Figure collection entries
** Begin **

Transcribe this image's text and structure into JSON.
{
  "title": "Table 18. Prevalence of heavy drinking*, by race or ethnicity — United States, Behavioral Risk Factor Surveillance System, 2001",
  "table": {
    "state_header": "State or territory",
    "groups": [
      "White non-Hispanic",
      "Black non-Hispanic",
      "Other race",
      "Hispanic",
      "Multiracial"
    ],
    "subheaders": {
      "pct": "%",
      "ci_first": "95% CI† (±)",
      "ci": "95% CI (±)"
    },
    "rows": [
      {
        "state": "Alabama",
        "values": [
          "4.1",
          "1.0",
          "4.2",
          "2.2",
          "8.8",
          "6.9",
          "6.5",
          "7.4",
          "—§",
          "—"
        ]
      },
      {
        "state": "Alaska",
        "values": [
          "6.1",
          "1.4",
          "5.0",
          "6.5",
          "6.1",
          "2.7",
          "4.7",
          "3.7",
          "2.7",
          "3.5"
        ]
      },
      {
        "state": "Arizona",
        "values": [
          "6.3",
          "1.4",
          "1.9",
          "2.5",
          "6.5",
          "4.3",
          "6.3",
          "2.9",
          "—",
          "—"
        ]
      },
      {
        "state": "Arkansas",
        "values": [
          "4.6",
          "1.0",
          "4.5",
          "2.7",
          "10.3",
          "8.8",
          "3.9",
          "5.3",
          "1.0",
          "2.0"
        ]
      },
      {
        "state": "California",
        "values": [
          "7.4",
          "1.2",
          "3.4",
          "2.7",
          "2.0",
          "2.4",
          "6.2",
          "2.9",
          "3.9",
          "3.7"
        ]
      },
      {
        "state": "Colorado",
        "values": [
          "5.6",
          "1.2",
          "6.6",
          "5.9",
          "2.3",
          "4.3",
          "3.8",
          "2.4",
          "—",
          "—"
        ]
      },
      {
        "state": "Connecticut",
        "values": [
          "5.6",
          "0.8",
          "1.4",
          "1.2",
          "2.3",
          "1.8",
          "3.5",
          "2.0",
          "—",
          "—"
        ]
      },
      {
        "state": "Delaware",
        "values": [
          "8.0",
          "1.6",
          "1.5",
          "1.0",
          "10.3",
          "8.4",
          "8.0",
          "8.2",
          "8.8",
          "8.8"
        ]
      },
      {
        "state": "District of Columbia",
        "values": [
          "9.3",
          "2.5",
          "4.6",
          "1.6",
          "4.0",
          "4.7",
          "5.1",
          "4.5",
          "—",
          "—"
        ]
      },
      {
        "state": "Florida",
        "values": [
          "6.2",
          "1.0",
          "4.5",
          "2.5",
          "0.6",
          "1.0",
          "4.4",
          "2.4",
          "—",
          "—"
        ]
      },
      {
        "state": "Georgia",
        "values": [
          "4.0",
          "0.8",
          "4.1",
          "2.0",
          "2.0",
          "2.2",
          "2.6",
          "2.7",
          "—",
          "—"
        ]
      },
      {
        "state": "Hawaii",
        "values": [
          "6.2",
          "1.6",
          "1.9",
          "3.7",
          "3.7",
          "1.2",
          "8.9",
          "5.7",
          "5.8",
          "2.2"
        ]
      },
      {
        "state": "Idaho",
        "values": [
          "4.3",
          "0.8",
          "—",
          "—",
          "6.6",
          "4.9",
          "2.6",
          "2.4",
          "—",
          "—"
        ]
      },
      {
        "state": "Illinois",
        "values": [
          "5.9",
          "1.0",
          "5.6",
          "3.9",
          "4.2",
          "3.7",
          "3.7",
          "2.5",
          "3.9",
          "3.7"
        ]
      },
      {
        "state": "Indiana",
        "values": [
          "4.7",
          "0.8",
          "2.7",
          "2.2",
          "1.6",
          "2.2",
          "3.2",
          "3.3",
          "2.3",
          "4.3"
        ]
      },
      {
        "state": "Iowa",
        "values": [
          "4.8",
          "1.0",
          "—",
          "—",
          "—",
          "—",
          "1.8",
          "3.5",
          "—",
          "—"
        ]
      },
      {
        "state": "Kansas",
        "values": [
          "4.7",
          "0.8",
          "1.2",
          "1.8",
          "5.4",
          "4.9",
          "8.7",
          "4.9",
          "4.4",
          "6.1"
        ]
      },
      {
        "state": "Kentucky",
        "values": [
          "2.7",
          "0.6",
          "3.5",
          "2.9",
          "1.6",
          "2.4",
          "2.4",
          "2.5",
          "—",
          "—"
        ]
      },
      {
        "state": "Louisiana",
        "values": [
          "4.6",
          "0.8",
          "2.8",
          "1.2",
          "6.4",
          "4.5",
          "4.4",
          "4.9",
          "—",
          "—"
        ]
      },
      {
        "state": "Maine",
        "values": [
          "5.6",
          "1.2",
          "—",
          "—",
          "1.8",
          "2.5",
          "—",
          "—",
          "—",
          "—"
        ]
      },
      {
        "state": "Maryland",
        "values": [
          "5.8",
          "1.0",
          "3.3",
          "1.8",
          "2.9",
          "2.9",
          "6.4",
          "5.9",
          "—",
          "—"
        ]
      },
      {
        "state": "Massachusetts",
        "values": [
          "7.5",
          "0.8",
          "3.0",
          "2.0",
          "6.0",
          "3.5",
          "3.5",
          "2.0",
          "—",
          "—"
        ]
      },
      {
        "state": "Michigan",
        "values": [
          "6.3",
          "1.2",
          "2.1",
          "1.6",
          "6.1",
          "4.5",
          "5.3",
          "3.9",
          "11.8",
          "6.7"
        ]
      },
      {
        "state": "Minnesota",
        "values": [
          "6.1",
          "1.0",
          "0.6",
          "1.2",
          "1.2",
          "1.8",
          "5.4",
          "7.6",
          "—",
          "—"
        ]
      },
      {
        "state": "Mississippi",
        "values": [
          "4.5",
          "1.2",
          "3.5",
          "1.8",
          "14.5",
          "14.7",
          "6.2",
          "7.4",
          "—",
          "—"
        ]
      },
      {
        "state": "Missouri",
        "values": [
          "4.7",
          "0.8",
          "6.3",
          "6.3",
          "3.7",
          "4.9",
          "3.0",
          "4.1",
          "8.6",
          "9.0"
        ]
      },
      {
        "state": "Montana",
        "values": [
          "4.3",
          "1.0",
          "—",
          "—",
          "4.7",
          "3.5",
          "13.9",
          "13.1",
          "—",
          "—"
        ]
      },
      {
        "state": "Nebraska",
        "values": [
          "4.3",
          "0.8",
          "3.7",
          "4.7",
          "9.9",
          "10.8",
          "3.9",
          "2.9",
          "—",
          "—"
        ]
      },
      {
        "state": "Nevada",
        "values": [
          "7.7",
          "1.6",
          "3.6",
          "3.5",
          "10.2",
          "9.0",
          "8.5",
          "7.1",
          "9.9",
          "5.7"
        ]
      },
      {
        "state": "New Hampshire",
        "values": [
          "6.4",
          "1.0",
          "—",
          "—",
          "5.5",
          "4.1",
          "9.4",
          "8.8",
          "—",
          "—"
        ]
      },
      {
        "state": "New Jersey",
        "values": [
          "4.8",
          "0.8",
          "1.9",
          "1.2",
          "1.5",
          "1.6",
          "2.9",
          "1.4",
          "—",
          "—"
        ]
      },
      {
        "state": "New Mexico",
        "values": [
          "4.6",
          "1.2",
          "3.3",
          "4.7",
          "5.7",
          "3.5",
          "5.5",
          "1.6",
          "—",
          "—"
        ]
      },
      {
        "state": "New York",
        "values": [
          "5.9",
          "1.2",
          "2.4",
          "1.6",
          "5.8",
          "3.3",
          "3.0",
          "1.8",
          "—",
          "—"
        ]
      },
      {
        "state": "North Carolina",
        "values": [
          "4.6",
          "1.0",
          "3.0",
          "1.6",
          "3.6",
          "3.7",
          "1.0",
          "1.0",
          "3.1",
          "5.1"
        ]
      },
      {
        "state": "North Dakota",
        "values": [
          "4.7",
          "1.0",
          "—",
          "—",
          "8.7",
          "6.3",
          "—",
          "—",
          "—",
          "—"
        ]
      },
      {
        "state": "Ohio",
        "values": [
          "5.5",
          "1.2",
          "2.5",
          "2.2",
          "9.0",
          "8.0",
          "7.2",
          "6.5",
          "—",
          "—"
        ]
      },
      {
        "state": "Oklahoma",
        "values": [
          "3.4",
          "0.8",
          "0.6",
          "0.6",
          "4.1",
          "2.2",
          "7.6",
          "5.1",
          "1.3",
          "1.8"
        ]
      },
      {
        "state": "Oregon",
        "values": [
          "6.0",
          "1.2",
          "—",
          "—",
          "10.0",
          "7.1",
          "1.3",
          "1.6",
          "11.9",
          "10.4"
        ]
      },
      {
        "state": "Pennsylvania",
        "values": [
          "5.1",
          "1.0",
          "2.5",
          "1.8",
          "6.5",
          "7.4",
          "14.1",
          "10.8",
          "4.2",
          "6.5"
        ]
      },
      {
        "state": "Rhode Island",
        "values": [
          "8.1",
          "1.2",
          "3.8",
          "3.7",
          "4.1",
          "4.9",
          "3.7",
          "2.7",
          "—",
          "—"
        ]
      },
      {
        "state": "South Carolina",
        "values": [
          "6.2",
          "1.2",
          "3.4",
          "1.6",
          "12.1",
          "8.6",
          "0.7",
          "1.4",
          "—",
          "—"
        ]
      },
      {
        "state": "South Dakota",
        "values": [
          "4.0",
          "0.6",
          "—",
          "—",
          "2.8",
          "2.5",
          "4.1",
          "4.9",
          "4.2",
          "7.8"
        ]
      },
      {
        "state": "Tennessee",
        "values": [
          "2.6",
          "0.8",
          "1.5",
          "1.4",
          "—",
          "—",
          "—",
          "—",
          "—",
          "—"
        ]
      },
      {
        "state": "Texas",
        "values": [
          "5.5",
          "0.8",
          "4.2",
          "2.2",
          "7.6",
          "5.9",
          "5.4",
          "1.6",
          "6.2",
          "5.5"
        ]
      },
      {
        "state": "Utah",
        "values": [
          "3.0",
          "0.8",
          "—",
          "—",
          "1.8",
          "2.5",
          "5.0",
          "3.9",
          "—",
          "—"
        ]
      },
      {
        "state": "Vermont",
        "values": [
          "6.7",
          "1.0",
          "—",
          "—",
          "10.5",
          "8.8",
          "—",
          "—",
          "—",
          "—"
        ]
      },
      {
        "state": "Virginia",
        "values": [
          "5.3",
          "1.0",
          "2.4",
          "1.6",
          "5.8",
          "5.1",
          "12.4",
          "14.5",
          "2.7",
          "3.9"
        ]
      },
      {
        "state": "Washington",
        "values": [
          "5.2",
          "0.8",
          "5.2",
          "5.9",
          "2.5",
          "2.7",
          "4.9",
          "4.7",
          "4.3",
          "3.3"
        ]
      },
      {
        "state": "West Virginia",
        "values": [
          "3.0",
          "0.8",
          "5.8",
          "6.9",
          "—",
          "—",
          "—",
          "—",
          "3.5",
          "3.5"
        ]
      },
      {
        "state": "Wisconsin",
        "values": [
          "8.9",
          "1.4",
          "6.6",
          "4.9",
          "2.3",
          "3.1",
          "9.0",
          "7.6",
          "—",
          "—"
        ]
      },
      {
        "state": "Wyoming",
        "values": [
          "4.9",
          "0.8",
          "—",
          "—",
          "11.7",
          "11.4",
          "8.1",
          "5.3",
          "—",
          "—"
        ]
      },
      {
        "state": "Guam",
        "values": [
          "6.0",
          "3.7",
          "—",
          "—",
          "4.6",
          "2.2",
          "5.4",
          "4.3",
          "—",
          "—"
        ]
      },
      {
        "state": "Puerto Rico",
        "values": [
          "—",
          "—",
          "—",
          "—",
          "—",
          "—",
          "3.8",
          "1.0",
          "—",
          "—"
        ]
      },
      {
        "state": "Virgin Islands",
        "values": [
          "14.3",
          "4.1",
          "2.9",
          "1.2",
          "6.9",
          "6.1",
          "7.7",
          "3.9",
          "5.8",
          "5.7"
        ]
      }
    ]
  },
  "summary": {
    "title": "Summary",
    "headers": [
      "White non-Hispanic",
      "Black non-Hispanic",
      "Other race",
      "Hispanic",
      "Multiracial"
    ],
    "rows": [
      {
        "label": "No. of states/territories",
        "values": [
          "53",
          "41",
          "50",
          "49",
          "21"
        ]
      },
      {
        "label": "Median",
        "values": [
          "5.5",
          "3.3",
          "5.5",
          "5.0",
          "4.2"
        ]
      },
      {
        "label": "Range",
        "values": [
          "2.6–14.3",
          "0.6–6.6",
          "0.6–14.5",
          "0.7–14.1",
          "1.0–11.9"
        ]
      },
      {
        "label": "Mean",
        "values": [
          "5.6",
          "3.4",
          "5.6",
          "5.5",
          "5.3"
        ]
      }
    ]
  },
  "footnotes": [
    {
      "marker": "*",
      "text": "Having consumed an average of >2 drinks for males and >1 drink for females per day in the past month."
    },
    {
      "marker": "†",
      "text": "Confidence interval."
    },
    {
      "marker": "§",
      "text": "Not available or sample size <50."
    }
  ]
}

** End **

WHAT THE TASK ASKS – Copy each line above where the string "North" occurs.

FULL RESPONSE –
        "state": "North Carolina",
        "state": "North Dakota",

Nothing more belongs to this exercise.